— Short exercise —
Check every line below for the word "Local" and show those that hold it.

%%

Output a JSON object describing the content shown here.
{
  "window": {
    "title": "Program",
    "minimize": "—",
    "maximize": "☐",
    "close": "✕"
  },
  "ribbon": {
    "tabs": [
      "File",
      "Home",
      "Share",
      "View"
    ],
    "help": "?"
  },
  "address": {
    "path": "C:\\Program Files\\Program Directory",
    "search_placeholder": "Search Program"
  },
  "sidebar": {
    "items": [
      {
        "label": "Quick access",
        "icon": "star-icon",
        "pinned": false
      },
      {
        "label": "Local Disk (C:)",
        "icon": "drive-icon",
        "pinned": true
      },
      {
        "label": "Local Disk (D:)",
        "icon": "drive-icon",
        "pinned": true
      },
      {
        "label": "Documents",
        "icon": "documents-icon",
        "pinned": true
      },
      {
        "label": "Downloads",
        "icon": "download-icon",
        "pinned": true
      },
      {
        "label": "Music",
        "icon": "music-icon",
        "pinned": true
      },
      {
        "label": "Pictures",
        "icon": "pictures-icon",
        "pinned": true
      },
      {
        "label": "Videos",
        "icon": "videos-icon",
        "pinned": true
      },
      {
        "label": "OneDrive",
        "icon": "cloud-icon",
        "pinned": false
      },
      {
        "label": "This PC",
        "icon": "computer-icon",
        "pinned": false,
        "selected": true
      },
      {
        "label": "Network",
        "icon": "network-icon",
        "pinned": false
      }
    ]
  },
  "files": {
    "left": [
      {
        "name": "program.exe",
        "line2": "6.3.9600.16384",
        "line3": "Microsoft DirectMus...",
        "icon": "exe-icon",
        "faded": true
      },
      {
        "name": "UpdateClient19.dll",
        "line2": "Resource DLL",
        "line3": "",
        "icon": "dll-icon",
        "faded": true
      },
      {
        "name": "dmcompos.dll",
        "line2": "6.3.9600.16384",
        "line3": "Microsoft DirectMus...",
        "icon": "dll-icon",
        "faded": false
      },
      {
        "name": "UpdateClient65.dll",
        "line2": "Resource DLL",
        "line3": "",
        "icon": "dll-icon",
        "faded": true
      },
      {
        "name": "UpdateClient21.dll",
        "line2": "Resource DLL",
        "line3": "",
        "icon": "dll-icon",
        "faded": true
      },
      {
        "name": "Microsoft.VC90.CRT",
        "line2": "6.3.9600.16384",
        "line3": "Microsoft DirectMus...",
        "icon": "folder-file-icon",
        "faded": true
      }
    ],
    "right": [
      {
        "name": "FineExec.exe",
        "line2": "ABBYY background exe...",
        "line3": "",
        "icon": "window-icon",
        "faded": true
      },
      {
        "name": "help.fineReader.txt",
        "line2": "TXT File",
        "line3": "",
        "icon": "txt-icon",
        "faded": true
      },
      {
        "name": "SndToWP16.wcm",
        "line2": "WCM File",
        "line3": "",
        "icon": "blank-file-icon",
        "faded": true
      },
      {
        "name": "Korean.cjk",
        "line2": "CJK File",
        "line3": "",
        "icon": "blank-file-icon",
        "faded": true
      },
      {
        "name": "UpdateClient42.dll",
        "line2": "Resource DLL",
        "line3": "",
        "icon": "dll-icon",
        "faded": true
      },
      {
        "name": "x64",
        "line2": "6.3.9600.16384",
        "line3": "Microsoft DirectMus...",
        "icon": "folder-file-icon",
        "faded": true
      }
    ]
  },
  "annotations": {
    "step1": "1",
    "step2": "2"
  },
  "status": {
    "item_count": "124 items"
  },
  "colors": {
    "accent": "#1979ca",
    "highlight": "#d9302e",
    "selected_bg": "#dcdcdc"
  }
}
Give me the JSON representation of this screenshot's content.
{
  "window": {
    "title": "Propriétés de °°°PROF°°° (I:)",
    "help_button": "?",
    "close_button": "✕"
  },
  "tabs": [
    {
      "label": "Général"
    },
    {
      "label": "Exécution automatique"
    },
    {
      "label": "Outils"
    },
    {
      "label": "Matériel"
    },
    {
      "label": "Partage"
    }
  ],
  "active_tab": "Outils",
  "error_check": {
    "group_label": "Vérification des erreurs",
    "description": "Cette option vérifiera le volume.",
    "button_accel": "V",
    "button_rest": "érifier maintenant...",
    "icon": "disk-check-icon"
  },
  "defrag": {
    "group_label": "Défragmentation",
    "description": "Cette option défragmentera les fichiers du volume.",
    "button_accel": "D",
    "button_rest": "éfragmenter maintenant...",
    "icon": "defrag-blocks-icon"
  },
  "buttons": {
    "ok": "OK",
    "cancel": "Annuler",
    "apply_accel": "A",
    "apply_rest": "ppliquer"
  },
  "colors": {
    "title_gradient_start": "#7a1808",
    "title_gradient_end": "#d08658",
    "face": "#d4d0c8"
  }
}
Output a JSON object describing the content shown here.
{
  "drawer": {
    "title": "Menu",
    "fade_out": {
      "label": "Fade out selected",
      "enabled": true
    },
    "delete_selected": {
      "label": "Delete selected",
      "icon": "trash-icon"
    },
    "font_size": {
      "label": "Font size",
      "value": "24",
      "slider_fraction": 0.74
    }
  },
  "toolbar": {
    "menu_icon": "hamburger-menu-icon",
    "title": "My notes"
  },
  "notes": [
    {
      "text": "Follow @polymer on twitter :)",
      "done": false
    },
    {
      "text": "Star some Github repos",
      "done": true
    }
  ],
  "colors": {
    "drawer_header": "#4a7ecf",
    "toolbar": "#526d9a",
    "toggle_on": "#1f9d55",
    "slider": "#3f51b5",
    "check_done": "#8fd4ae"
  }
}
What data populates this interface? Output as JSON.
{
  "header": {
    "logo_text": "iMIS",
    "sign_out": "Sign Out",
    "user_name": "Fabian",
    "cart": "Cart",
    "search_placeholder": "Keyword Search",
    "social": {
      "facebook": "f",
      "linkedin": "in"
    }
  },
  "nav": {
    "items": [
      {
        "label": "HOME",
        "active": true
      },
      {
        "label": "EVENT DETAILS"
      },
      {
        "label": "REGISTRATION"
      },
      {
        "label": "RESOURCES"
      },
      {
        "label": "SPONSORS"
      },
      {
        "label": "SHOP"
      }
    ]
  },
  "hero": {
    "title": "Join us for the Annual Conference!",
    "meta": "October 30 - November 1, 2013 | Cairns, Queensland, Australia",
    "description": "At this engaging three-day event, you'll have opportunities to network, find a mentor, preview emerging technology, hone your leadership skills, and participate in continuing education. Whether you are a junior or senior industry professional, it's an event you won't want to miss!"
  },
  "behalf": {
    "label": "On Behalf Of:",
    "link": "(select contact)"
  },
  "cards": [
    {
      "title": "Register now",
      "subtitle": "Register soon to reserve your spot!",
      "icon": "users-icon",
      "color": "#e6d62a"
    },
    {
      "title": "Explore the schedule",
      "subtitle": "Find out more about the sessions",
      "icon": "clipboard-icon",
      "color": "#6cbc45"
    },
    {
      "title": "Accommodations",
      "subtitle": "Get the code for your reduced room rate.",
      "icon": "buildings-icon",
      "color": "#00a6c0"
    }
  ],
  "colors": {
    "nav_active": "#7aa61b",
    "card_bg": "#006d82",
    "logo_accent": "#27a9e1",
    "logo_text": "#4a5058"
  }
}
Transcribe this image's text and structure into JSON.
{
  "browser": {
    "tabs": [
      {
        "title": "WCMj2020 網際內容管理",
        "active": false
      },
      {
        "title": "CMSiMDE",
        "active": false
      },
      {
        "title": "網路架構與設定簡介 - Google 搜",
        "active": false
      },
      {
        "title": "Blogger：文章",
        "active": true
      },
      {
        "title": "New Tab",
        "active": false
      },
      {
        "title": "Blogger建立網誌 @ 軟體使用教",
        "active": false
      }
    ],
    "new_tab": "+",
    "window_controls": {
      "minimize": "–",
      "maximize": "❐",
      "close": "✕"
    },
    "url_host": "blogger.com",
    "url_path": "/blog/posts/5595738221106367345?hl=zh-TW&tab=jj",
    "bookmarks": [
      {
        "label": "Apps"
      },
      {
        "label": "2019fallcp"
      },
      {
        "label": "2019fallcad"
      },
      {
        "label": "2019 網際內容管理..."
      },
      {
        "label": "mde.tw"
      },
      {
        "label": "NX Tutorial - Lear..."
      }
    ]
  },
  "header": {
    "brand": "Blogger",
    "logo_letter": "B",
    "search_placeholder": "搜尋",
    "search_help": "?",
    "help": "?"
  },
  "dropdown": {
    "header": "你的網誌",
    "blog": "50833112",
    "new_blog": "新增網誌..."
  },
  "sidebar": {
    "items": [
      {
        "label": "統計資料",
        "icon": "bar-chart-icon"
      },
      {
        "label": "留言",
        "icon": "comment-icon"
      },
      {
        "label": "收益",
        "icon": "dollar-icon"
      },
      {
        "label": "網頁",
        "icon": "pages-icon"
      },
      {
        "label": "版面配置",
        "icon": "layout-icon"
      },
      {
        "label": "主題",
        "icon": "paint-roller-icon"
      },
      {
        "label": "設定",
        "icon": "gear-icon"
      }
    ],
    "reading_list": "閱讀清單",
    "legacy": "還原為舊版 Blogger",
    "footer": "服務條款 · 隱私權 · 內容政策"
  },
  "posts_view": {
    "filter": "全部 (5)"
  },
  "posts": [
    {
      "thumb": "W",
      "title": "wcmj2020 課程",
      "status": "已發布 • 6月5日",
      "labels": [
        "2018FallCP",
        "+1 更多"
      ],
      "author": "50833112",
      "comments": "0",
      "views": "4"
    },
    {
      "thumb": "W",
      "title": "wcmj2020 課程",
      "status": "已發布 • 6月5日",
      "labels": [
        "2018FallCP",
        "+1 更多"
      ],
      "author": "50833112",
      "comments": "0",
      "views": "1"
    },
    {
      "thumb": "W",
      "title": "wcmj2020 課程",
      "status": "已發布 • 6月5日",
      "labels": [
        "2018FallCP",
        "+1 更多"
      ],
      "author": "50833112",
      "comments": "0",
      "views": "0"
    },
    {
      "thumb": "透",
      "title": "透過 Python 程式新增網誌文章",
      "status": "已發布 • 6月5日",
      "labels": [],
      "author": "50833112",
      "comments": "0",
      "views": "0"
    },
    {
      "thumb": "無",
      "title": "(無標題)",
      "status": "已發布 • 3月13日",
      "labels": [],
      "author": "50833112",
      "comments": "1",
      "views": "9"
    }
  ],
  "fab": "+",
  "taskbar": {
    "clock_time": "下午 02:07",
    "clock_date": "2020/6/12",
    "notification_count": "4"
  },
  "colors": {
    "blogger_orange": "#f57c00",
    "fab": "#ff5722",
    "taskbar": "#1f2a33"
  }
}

%%

— Full solution —
        "label": "Local Disk (C:)",
        "label": "Local Disk (D:)",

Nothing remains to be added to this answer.